Return each line of the records with nothing changed, pictures excepted.

*-*-*

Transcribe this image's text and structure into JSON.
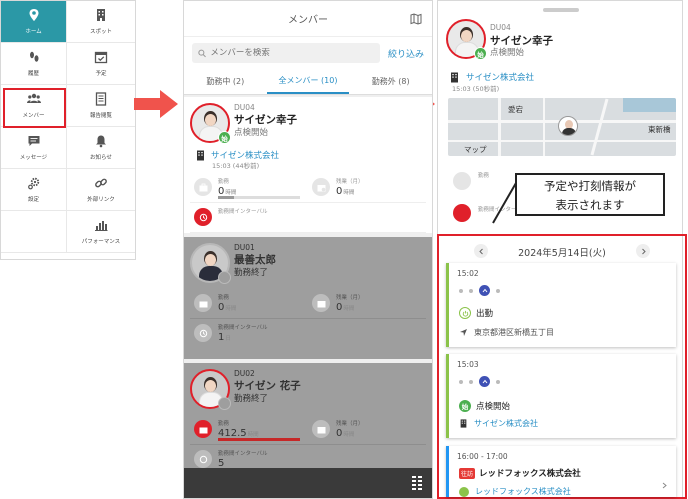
{
  "menu": {
    "items": [
      {
        "label": "ホーム",
        "icon": "home-icon",
        "active": true
      },
      {
        "label": "スポット",
        "icon": "building-icon"
      },
      {
        "label": "履歴",
        "icon": "footprints-icon"
      },
      {
        "label": "予定",
        "icon": "calendar-icon"
      },
      {
        "label": "メンバー",
        "icon": "members-icon"
      },
      {
        "label": "報告閲覧",
        "icon": "document-icon"
      },
      {
        "label": "メッセージ",
        "icon": "message-icon"
      },
      {
        "label": "お知らせ",
        "icon": "bell-icon"
      },
      {
        "label": "設定",
        "icon": "gear-icon"
      },
      {
        "label": "外部リンク",
        "icon": "link-icon"
      },
      {
        "label": "",
        "icon": ""
      },
      {
        "label": "パフォーマンス",
        "icon": "chart-icon"
      }
    ]
  },
  "list": {
    "title": "メンバー",
    "search_placeholder": "メンバーを検索",
    "filter_label": "絞り込み",
    "tabs": [
      "勤務中 (2)",
      "全メンバー (10)",
      "勤務外 (8)"
    ],
    "members": [
      {
        "id": "DU04",
        "name": "サイゼン幸子",
        "status": "点検開始",
        "badge": "始",
        "company": "サイゼン株式会社",
        "company_time": "15:03 (44秒前)",
        "work_label": "勤務",
        "work_value": "0",
        "work_unit": "時間",
        "overtime_label": "残業（月）",
        "overtime_value": "0",
        "overtime_unit": "時間",
        "interval_label": "勤務間インターバル",
        "interval_value": "",
        "interval_unit": ""
      },
      {
        "id": "DU01",
        "name": "最善太郎",
        "status": "勤務終了",
        "badge": "",
        "work_label": "勤務",
        "work_value": "0",
        "work_unit": "時間",
        "overtime_label": "残業（月）",
        "overtime_value": "0",
        "overtime_unit": "時間",
        "interval_label": "勤務間インターバル",
        "interval_value": "1",
        "interval_unit": "日"
      },
      {
        "id": "DU02",
        "name": "サイゼン 花子",
        "status": "勤務終了",
        "badge": "",
        "work_label": "勤務",
        "work_value": "412.5",
        "work_unit": "時間",
        "overtime_label": "残業（月）",
        "overtime_value": "0",
        "overtime_unit": "時間",
        "interval_label": "勤務間インターバル",
        "interval_value": "5",
        "interval_unit": ""
      }
    ]
  },
  "detail": {
    "id": "DU04",
    "name": "サイゼン幸子",
    "status": "点検開始",
    "badge": "始",
    "company": "サイゼン株式会社",
    "company_time": "15:03 (50秒前)",
    "map_labels": {
      "area": "愛宕",
      "station": "東新橋",
      "map_brand": "マップ"
    },
    "work_label": "勤務",
    "interval_label": "勤務間インターバル",
    "callout": [
      "予定や打刻情報が",
      "表示されます"
    ],
    "date": "2024年5月14日(火)",
    "events": [
      {
        "time": "15:02",
        "title": "出勤",
        "sub": "東京都港区新橋五丁目",
        "color": "#8bc34a"
      },
      {
        "time": "15:03",
        "title": "点検開始",
        "badge": "始",
        "sub": "サイゼン株式会社",
        "color": "#8bc34a"
      },
      {
        "time": "16:00 - 17:00",
        "tag": "往訪",
        "title": "レッドフォックス株式会社",
        "sub": "レッドフォックス株式会社",
        "color": "#2196f3"
      }
    ]
  },
  "colors": {
    "accent": "#2b98a6",
    "highlight": "#e0202a",
    "link": "#2a8fc5",
    "arrow": "#f0534c"
  }
}
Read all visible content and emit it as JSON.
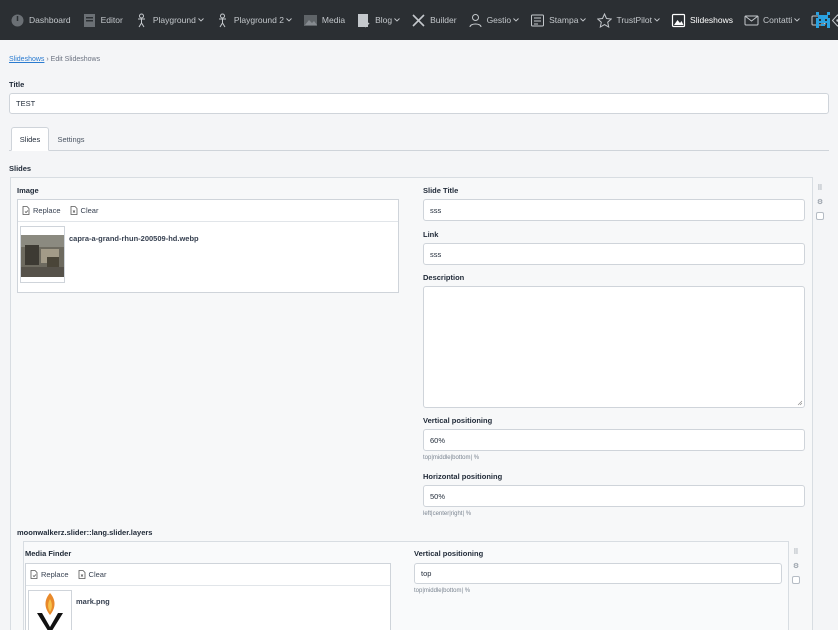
{
  "nav": {
    "items": [
      {
        "label": "Dashboard",
        "icon": "dashboard-icon",
        "has_menu": false
      },
      {
        "label": "Editor",
        "icon": "editor-icon",
        "has_menu": false
      },
      {
        "label": "Playground",
        "icon": "person-icon",
        "has_menu": true
      },
      {
        "label": "Playground 2",
        "icon": "person-icon",
        "has_menu": true
      },
      {
        "label": "Media",
        "icon": "media-icon",
        "has_menu": false
      },
      {
        "label": "Blog",
        "icon": "blog-icon",
        "has_menu": true
      },
      {
        "label": "Builder",
        "icon": "tools-icon",
        "has_menu": false
      },
      {
        "label": "Gestio",
        "icon": "user-icon",
        "has_menu": true
      },
      {
        "label": "Stampa",
        "icon": "newspaper-icon",
        "has_menu": true
      },
      {
        "label": "TrustPilot",
        "icon": "star-icon",
        "has_menu": true
      },
      {
        "label": "Slideshows",
        "icon": "image-icon",
        "has_menu": false,
        "active": true
      },
      {
        "label": "Contatti",
        "icon": "mail-icon",
        "has_menu": true
      }
    ]
  },
  "breadcrumb": {
    "parent": "Slideshows",
    "separator": "›",
    "current": "Edit Slideshows"
  },
  "form": {
    "title_label": "Title",
    "title_value": "TEST",
    "tabs": [
      "Slides",
      "Settings"
    ],
    "slides_label": "Slides"
  },
  "slide": {
    "image_label": "Image",
    "replace_label": "Replace",
    "clear_label": "Clear",
    "file_name": "capra-a-grand-rhun-200509-hd.webp",
    "slide_title_label": "Slide Title",
    "slide_title_value": "sss",
    "link_label": "Link",
    "link_value": "sss",
    "description_label": "Description",
    "description_value": "",
    "vertical_label": "Vertical positioning",
    "vertical_value": "60%",
    "vertical_hint": "top|middle|bottom| %",
    "horizontal_label": "Horizontal positioning",
    "horizontal_value": "50%",
    "horizontal_hint": "left|center|right| %",
    "layers_label": "moonwalkerz.slider::lang.slider.layers"
  },
  "layer": {
    "media_finder_label": "Media Finder",
    "replace_label": "Replace",
    "clear_label": "Clear",
    "file_name": "mark.png",
    "vertical_label": "Vertical positioning",
    "vertical_value": "top",
    "vertical_hint": "top|middle|bottom| %"
  },
  "colors": {
    "nav_bg": "#2b2f33",
    "link": "#2a7bd0",
    "logo": "#2aa1e0"
  }
}
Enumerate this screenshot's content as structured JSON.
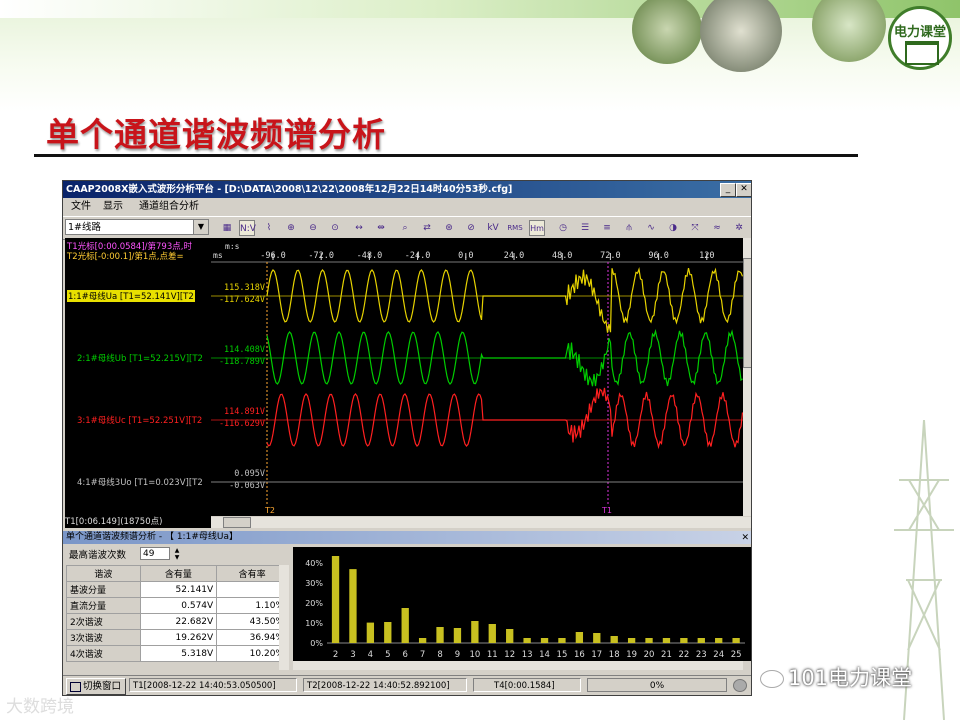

*-*-*

→ **Answer to the task**
Transcribe this image's text and structure into JSON.
{
  "menu": {
    "items": [
      {
        "label": "ホーム",
        "icon": "home-icon",
        "active": true
      },
      {
        "label": "スポット",
        "icon": "building-icon"
      },
      {
        "label": "履歴",
        "icon": "footprints-icon"
      },
      {
        "label": "予定",
        "icon": "calendar-icon"
      },
      {
        "label": "メンバー",
        "icon": "members-icon"
      },
      {
        "label": "報告閲覧",
        "icon": "document-icon"
      },
      {
        "label": "メッセージ",
        "icon": "message-icon"
      },
      {
        "label": "お知らせ",
        "icon": "bell-icon"
      },
      {
        "label": "設定",
        "icon": "gear-icon"
      },
      {
        "label": "外部リンク",
        "icon": "link-icon"
      },
      {
        "label": "",
        "icon": ""
      },
      {
        "label": "パフォーマンス",
        "icon": "chart-icon"
      }
    ]
  },
  "list": {
    "title": "メンバー",
    "search_placeholder": "メンバーを検索",
    "filter_label": "絞り込み",
    "tabs": [
      "勤務中 (2)",
      "全メンバー (10)",
      "勤務外 (8)"
    ],
    "members": [
      {
        "id": "DU04",
        "name": "サイゼン幸子",
        "status": "点検開始",
        "badge": "始",
        "company": "サイゼン株式会社",
        "company_time": "15:03 (44秒前)",
        "work_label": "勤務",
        "work_value": "0",
        "work_unit": "時間",
        "overtime_label": "残業（月）",
        "overtime_value": "0",
        "overtime_unit": "時間",
        "interval_label": "勤務間インターバル",
        "interval_value": "",
        "interval_unit": ""
      },
      {
        "id": "DU01",
        "name": "最善太郎",
        "status": "勤務終了",
        "badge": "",
        "work_label": "勤務",
        "work_value": "0",
        "work_unit": "時間",
        "overtime_label": "残業（月）",
        "overtime_value": "0",
        "overtime_unit": "時間",
        "interval_label": "勤務間インターバル",
        "interval_value": "1",
        "interval_unit": "日"
      },
      {
        "id": "DU02",
        "name": "サイゼン 花子",
        "status": "勤務終了",
        "badge": "",
        "work_label": "勤務",
        "work_value": "412.5",
        "work_unit": "時間",
        "overtime_label": "残業（月）",
        "overtime_value": "0",
        "overtime_unit": "時間",
        "interval_label": "勤務間インターバル",
        "interval_value": "5",
        "interval_unit": ""
      }
    ]
  },
  "detail": {
    "id": "DU04",
    "name": "サイゼン幸子",
    "status": "点検開始",
    "badge": "始",
    "company": "サイゼン株式会社",
    "company_time": "15:03 (50秒前)",
    "map_labels": {
      "area": "愛宕",
      "station": "東新橋",
      "map_brand": "マップ"
    },
    "work_label": "勤務",
    "interval_label": "勤務間インターバル",
    "callout": [
      "予定や打刻情報が",
      "表示されます"
    ],
    "date": "2024年5月14日(火)",
    "events": [
      {
        "time": "15:02",
        "title": "出勤",
        "sub": "東京都港区新橋五丁目",
        "color": "#8bc34a"
      },
      {
        "time": "15:03",
        "title": "点検開始",
        "badge": "始",
        "sub": "サイゼン株式会社",
        "color": "#8bc34a"
      },
      {
        "time": "16:00 - 17:00",
        "tag": "往訪",
        "title": "レッドフォックス株式会社",
        "sub": "レッドフォックス株式会社",
        "color": "#2196f3"
      }
    ]
  },
  "colors": {
    "accent": "#2b98a6",
    "highlight": "#e0202a",
    "link": "#2a8fc5",
    "arrow": "#f0534c"
  }
}
Read all visible content and emit it as JSON.
{
  "nav": {
    "items": [
      {
        "label": "Dashboard",
        "icon": "dashboard-icon",
        "has_menu": false
      },
      {
        "label": "Editor",
        "icon": "editor-icon",
        "has_menu": false
      },
      {
        "label": "Playground",
        "icon": "person-icon",
        "has_menu": true
      },
      {
        "label": "Playground 2",
        "icon": "person-icon",
        "has_menu": true
      },
      {
        "label": "Media",
        "icon": "media-icon",
        "has_menu": false
      },
      {
        "label": "Blog",
        "icon": "blog-icon",
        "has_menu": true
      },
      {
        "label": "Builder",
        "icon": "tools-icon",
        "has_menu": false
      },
      {
        "label": "Gestio",
        "icon": "user-icon",
        "has_menu": true
      },
      {
        "label": "Stampa",
        "icon": "newspaper-icon",
        "has_menu": true
      },
      {
        "label": "TrustPilot",
        "icon": "star-icon",
        "has_menu": true
      },
      {
        "label": "Slideshows",
        "icon": "image-icon",
        "has_menu": false,
        "active": true
      },
      {
        "label": "Contatti",
        "icon": "mail-icon",
        "has_menu": true
      }
    ]
  },
  "breadcrumb": {
    "parent": "Slideshows",
    "separator": "›",
    "current": "Edit Slideshows"
  },
  "form": {
    "title_label": "Title",
    "title_value": "TEST",
    "tabs": [
      "Slides",
      "Settings"
    ],
    "slides_label": "Slides"
  },
  "slide": {
    "image_label": "Image",
    "replace_label": "Replace",
    "clear_label": "Clear",
    "file_name": "capra-a-grand-rhun-200509-hd.webp",
    "slide_title_label": "Slide Title",
    "slide_title_value": "sss",
    "link_label": "Link",
    "link_value": "sss",
    "description_label": "Description",
    "description_value": "",
    "vertical_label": "Vertical positioning",
    "vertical_value": "60%",
    "vertical_hint": "top|middle|bottom| %",
    "horizontal_label": "Horizontal positioning",
    "horizontal_value": "50%",
    "horizontal_hint": "left|center|right| %",
    "layers_label": "moonwalkerz.slider::lang.slider.layers"
  },
  "layer": {
    "media_finder_label": "Media Finder",
    "replace_label": "Replace",
    "clear_label": "Clear",
    "file_name": "mark.png",
    "vertical_label": "Vertical positioning",
    "vertical_value": "top",
    "vertical_hint": "top|middle|bottom| %"
  },
  "colors": {
    "nav_bg": "#2b2f33",
    "link": "#2a7bd0",
    "logo": "#2aa1e0"
  }
}
Enumerate this screenshot's content as structured JSON.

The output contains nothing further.